Data rows:

##########

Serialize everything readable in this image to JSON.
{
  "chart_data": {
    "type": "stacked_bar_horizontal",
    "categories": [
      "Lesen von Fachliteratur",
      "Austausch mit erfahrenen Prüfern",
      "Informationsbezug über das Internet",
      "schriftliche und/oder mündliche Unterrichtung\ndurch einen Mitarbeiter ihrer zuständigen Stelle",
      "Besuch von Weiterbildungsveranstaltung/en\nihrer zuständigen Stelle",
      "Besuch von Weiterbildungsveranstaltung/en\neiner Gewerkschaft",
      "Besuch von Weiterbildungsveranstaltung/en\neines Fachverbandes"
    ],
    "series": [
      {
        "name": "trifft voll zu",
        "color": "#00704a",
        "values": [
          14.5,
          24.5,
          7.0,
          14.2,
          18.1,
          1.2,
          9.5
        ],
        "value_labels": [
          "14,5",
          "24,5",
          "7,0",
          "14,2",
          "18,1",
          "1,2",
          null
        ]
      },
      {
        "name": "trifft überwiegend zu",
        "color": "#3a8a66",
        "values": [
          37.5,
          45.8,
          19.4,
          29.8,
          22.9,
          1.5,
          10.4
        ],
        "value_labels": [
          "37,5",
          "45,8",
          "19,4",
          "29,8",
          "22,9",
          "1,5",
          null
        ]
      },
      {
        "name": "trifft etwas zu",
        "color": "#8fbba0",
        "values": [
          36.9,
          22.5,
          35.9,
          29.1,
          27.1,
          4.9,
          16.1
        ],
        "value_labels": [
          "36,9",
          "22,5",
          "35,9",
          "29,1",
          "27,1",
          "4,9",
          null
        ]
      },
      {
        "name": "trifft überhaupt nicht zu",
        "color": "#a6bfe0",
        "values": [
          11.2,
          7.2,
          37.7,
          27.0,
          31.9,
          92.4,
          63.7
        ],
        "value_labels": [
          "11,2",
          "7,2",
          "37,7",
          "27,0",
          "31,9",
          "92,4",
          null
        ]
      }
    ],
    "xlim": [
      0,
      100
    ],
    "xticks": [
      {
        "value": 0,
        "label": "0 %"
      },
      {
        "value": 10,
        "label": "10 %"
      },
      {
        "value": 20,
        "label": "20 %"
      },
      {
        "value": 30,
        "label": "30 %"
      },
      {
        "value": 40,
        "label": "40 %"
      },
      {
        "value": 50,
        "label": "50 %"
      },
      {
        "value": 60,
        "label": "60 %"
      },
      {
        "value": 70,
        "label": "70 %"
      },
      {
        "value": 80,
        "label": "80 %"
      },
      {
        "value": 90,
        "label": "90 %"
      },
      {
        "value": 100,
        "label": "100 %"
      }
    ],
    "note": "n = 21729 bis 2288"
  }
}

##########

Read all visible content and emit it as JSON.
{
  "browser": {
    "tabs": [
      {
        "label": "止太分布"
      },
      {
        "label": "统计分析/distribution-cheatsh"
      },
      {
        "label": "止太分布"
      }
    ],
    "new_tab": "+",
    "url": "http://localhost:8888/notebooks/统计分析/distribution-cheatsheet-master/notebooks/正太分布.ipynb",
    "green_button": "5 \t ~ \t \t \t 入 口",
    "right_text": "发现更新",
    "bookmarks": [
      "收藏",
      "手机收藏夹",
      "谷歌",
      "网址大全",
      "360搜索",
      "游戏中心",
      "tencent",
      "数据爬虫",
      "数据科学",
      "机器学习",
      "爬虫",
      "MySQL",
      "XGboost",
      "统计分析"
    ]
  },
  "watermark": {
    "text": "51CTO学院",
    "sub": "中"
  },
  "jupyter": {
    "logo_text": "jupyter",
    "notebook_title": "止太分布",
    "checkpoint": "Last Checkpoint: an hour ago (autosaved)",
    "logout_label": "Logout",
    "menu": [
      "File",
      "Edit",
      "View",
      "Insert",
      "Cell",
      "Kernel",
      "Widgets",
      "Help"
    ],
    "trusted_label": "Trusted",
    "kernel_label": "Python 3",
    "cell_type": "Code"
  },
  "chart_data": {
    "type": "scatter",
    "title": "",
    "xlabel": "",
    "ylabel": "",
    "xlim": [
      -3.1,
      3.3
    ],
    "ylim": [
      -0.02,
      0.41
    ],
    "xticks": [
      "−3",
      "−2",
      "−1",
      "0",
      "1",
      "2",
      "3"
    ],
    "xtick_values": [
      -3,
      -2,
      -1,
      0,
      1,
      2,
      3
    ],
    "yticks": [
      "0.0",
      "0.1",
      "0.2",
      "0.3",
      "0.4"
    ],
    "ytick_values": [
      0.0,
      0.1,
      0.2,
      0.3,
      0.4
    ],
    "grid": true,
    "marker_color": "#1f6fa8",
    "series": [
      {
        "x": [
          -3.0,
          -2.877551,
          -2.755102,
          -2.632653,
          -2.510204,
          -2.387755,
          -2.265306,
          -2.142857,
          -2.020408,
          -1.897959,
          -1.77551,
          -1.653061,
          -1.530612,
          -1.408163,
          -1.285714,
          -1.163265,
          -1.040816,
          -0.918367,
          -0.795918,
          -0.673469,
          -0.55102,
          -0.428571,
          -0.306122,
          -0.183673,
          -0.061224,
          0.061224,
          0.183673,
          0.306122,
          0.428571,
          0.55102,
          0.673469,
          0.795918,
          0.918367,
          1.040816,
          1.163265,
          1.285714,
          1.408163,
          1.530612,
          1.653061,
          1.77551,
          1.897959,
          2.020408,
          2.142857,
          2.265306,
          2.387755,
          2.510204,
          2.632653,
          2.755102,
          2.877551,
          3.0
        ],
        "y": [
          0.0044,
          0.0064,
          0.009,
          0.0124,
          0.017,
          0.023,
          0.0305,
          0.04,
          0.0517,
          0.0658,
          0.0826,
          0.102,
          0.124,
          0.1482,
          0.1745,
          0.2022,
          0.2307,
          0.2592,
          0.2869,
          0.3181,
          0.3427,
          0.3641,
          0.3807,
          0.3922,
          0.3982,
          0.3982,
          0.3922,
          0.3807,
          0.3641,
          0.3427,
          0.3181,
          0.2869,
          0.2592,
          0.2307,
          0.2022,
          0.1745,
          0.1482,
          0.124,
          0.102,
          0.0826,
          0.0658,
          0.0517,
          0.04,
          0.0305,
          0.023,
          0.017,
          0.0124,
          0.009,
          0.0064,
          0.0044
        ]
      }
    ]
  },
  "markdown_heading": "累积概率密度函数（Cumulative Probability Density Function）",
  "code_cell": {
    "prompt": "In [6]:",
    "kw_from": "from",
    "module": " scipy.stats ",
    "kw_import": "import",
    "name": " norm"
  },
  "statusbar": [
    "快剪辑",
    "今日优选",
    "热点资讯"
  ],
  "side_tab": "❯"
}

##########

Your objective: Which lines in the listing above hold the word "Besuch"? Show each of them.

Answer for this exercise:
      "Besuch von Weiterbildungsveranstaltung/en\nihrer zuständigen Stelle",
      "Besuch von Weiterbildungsveranstaltung/en\neiner Gewerkschaft",
      "Besuch von Weiterbildungsveranstaltung/en\neines Fachverbandes"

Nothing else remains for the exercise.